[WRITTEN EXERCISE] Using the data below, repeat all of it precisely.

[MATERIAL TO PROCESS]
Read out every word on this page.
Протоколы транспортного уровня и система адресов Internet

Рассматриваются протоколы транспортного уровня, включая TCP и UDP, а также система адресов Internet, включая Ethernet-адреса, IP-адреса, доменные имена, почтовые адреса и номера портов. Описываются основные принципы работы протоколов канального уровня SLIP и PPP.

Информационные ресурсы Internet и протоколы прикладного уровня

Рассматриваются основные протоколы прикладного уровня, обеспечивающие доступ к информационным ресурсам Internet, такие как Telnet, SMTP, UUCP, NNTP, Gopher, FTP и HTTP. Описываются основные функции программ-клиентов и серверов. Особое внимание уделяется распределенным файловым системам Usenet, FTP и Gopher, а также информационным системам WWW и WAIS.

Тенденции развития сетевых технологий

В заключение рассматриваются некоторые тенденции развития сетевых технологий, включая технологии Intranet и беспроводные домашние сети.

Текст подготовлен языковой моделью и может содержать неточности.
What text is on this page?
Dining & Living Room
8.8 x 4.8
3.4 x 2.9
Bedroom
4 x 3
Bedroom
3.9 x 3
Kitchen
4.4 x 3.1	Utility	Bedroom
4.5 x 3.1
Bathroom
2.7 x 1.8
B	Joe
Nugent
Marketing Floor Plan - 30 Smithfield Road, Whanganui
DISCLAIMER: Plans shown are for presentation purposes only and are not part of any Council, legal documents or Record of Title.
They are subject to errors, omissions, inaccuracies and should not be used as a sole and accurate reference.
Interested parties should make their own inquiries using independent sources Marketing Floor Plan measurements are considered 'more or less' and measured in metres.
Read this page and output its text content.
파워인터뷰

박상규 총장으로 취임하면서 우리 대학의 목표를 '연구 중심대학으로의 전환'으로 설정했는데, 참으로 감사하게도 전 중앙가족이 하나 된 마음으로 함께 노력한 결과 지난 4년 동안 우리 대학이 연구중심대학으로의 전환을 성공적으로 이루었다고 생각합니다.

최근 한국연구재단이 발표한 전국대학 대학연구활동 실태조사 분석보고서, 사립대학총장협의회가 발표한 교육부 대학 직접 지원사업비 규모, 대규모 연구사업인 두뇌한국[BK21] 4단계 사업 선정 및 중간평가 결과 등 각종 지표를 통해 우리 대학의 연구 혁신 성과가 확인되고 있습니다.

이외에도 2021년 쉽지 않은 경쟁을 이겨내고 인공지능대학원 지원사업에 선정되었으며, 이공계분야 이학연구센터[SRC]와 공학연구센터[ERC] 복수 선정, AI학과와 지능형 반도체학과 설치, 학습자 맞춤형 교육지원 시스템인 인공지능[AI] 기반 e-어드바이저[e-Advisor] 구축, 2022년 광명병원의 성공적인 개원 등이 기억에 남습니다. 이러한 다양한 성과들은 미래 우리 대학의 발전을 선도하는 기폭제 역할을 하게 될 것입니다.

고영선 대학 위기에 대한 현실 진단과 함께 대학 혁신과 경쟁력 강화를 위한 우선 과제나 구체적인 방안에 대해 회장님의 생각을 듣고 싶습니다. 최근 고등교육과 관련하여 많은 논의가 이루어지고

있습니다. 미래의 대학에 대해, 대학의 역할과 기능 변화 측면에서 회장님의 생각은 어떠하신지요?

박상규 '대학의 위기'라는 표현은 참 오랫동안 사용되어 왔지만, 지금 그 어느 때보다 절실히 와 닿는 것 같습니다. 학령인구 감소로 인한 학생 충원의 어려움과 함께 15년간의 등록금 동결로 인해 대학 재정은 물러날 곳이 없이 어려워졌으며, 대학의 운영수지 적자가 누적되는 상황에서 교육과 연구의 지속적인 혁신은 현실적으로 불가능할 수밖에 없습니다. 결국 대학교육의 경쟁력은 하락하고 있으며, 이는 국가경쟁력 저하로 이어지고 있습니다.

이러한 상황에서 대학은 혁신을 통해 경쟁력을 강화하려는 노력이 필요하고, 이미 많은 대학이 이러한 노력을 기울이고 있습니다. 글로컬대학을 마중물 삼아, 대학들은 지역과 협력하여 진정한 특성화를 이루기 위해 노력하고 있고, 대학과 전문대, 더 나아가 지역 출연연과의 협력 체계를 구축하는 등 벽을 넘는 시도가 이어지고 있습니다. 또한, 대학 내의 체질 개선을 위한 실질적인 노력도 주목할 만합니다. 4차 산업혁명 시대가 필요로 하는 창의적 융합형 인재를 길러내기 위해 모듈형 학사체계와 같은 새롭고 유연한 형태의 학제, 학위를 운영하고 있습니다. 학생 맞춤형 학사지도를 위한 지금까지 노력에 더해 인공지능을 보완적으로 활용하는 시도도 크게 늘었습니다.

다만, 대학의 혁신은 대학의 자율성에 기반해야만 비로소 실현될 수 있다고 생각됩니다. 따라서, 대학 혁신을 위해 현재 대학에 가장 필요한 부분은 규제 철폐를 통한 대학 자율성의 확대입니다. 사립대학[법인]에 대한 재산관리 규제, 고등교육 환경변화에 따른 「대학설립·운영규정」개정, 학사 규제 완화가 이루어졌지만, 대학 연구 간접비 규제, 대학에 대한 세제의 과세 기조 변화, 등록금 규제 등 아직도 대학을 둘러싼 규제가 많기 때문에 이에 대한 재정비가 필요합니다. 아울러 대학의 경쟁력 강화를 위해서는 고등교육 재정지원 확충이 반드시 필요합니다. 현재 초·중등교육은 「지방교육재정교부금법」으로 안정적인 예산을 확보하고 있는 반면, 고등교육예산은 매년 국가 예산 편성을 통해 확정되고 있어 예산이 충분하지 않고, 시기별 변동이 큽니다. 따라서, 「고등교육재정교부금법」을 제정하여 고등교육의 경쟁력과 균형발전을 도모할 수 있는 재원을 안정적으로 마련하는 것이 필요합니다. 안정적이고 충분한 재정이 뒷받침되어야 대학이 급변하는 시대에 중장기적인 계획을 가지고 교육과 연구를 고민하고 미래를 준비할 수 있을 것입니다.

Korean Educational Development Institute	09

[WORKED ANSWER]
Read out every word on this page.
Протоколы транспортного уровня и система адресов Internet

Рассматриваются протоколы транспортного уровня, включая TCP и UDP, а также система адресов Internet, включая Ethernet-адреса, IP-адреса, доменные имена, почтовые адреса и номера портов. Описываются основные принципы работы протоколов канального уровня SLIP и PPP.

Информационные ресурсы Internet и протоколы прикладного уровня

Рассматриваются основные протоколы прикладного уровня, обеспечивающие доступ к информационным ресурсам Internet, такие как Telnet, SMTP, UUCP, NNTP, Gopher, FTP и HTTP. Описываются основные функции программ-клиентов и серверов. Особое внимание уделяется распределенным файловым системам Usenet, FTP и Gopher, а также информационным системам WWW и WAIS.

Тенденции развития сетевых технологий

В заключение рассматриваются некоторые тенденции развития сетевых технологий, включая технологии Intranet и беспроводные домашние сети.

Текст подготовлен языковой моделью и может содержать неточности.
What text is on this page?
Dining & Living Room
8.8 x 4.8
3.4 x 2.9
Bedroom
4 x 3
Bedroom
3.9 x 3
Kitchen
4.4 x 3.1	Utility	Bedroom
4.5 x 3.1
Bathroom
2.7 x 1.8
B	Joe
Nugent
Marketing Floor Plan - 30 Smithfield Road, Whanganui
DISCLAIMER: Plans shown are for presentation purposes only and are not part of any Council, legal documents or Record of Title.
They are subject to errors, omissions, inaccuracies and should not be used as a sole and accurate reference.
Interested parties should make their own inquiries using independent sources Marketing Floor Plan measurements are considered 'more or less' and measured in metres.
Read this page and output its text content.
파워인터뷰

박상규 총장으로 취임하면서 우리 대학의 목표를 '연구 중심대학으로의 전환'으로 설정했는데, 참으로 감사하게도 전 중앙가족이 하나 된 마음으로 함께 노력한 결과 지난 4년 동안 우리 대학이 연구중심대학으로의 전환을 성공적으로 이루었다고 생각합니다.

최근 한국연구재단이 발표한 전국대학 대학연구활동 실태조사 분석보고서, 사립대학총장협의회가 발표한 교육부 대학 직접 지원사업비 규모, 대규모 연구사업인 두뇌한국[BK21] 4단계 사업 선정 및 중간평가 결과 등 각종 지표를 통해 우리 대학의 연구 혁신 성과가 확인되고 있습니다.

이외에도 2021년 쉽지 않은 경쟁을 이겨내고 인공지능대학원 지원사업에 선정되었으며, 이공계분야 이학연구센터[SRC]와 공학연구센터[ERC] 복수 선정, AI학과와 지능형 반도체학과 설치, 학습자 맞춤형 교육지원 시스템인 인공지능[AI] 기반 e-어드바이저[e-Advisor] 구축, 2022년 광명병원의 성공적인 개원 등이 기억에 남습니다. 이러한 다양한 성과들은 미래 우리 대학의 발전을 선도하는 기폭제 역할을 하게 될 것입니다.

고영선 대학 위기에 대한 현실 진단과 함께 대학 혁신과 경쟁력 강화를 위한 우선 과제나 구체적인 방안에 대해 회장님의 생각을 듣고 싶습니다. 최근 고등교육과 관련하여 많은 논의가 이루어지고

있습니다. 미래의 대학에 대해, 대학의 역할과 기능 변화 측면에서 회장님의 생각은 어떠하신지요?

박상규 '대학의 위기'라는 표현은 참 오랫동안 사용되어 왔지만, 지금 그 어느 때보다 절실히 와 닿는 것 같습니다. 학령인구 감소로 인한 학생 충원의 어려움과 함께 15년간의 등록금 동결로 인해 대학 재정은 물러날 곳이 없이 어려워졌으며, 대학의 운영수지 적자가 누적되는 상황에서 교육과 연구의 지속적인 혁신은 현실적으로 불가능할 수밖에 없습니다. 결국 대학교육의 경쟁력은 하락하고 있으며, 이는 국가경쟁력 저하로 이어지고 있습니다.

이러한 상황에서 대학은 혁신을 통해 경쟁력을 강화하려는 노력이 필요하고, 이미 많은 대학이 이러한 노력을 기울이고 있습니다. 글로컬대학을 마중물 삼아, 대학들은 지역과 협력하여 진정한 특성화를 이루기 위해 노력하고 있고, 대학과 전문대, 더 나아가 지역 출연연과의 협력 체계를 구축하는 등 벽을 넘는 시도가 이어지고 있습니다. 또한, 대학 내의 체질 개선을 위한 실질적인 노력도 주목할 만합니다. 4차 산업혁명 시대가 필요로 하는 창의적 융합형 인재를 길러내기 위해 모듈형 학사체계와 같은 새롭고 유연한 형태의 학제, 학위를 운영하고 있습니다. 학생 맞춤형 학사지도를 위한 지금까지 노력에 더해 인공지능을 보완적으로 활용하는 시도도 크게 늘었습니다.

다만, 대학의 혁신은 대학의 자율성에 기반해야만 비로소 실현될 수 있다고 생각됩니다. 따라서, 대학 혁신을 위해 현재 대학에 가장 필요한 부분은 규제 철폐를 통한 대학 자율성의 확대입니다. 사립대학[법인]에 대한 재산관리 규제, 고등교육 환경변화에 따른 「대학설립·운영규정」개정, 학사 규제 완화가 이루어졌지만, 대학 연구 간접비 규제, 대학에 대한 세제의 과세 기조 변화, 등록금 규제 등 아직도 대학을 둘러싼 규제가 많기 때문에 이에 대한 재정비가 필요합니다. 아울러 대학의 경쟁력 강화를 위해서는 고등교육 재정지원 확충이 반드시 필요합니다. 현재 초·중등교육은 「지방교육재정교부금법」으로 안정적인 예산을 확보하고 있는 반면, 고등교육예산은 매년 국가 예산 편성을 통해 확정되고 있어 예산이 충분하지 않고, 시기별 변동이 큽니다. 따라서, 「고등교육재정교부금법」을 제정하여 고등교육의 경쟁력과 균형발전을 도모할 수 있는 재원을 안정적으로 마련하는 것이 필요합니다. 안정적이고 충분한 재정이 뒷받침되어야 대학이 급변하는 시대에 중장기적인 계획을 가지고 교육과 연구를 고민하고 미래를 준비할 수 있을 것입니다.

Korean Educational Development Institute	09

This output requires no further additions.